WHAT IS REQUIRED:
Output the lines that follow exactly as they are.
++++++
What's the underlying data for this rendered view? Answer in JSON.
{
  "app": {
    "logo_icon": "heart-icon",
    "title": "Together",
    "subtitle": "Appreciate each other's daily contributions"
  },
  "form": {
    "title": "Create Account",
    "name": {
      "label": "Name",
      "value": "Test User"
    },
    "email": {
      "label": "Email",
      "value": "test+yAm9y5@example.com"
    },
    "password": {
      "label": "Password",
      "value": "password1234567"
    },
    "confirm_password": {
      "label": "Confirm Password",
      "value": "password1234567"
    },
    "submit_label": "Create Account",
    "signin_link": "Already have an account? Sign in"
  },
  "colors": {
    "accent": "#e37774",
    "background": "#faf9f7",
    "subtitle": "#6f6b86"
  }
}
++++++
FINISHED TASK:
What's the underlying data for this rendered view? Answer in JSON.
{
  "app": {
    "logo_icon": "heart-icon",
    "title": "Together",
    "subtitle": "Appreciate each other's daily contributions"
  },
  "form": {
    "title": "Create Account",
    "name": {
      "label": "Name",
      "value": "Test User"
    },
    "email": {
      "label": "Email",
      "value": "test+yAm9y5@example.com"
    },
    "password": {
      "label": "Password",
      "value": "password1234567"
    },
    "confirm_password": {
      "label": "Confirm Password",
      "value": "password1234567"
    },
    "submit_label": "Create Account",
    "signin_link": "Already have an account? Sign in"
  },
  "colors": {
    "accent": "#e37774",
    "background": "#faf9f7",
    "subtitle": "#6f6b86"
  }
}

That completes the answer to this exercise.